**WHAT THE TASK ASKS:**
Find every line of the listing below where "content" appears, and copy it.

**DATA SHOWN:**
════════════════════

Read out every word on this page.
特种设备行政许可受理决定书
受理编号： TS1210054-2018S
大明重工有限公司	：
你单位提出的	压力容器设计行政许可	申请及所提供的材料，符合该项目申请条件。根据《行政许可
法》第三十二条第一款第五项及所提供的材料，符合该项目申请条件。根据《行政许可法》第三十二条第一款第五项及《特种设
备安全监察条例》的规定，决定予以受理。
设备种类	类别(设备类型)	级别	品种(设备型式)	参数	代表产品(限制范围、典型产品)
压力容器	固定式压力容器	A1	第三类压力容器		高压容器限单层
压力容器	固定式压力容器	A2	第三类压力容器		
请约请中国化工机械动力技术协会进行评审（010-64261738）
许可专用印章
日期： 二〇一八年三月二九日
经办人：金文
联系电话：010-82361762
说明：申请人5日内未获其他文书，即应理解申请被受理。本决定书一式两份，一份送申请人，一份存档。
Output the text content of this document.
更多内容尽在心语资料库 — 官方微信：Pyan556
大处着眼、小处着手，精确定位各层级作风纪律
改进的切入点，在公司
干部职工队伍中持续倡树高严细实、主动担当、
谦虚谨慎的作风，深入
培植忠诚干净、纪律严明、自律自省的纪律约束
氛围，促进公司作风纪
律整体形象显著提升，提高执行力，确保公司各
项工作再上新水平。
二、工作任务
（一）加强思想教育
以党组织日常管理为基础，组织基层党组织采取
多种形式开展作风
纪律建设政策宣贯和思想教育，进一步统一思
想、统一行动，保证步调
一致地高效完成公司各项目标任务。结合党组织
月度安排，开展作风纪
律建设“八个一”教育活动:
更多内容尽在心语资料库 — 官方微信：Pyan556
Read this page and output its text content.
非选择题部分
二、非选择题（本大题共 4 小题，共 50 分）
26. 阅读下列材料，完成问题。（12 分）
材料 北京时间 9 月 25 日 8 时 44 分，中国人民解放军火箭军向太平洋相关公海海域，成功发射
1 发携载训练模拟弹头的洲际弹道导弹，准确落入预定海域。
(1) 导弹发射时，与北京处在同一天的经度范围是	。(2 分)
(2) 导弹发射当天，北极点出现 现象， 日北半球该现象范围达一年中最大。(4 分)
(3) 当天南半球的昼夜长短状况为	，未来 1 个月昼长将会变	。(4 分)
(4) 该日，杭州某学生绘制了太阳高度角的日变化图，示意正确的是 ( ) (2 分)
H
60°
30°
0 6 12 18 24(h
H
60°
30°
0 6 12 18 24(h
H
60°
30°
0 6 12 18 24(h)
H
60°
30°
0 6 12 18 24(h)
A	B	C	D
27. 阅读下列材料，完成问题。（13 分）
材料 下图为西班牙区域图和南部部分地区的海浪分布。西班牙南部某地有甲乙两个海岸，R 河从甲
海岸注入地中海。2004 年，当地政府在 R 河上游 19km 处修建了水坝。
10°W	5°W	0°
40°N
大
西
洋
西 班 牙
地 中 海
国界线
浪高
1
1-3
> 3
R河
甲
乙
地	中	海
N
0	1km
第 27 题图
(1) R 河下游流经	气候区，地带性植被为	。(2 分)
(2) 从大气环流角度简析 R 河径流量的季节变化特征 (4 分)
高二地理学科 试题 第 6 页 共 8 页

════════════════════

**SOLUTION:**
Output the text content of this document.
Read this page and output its text content.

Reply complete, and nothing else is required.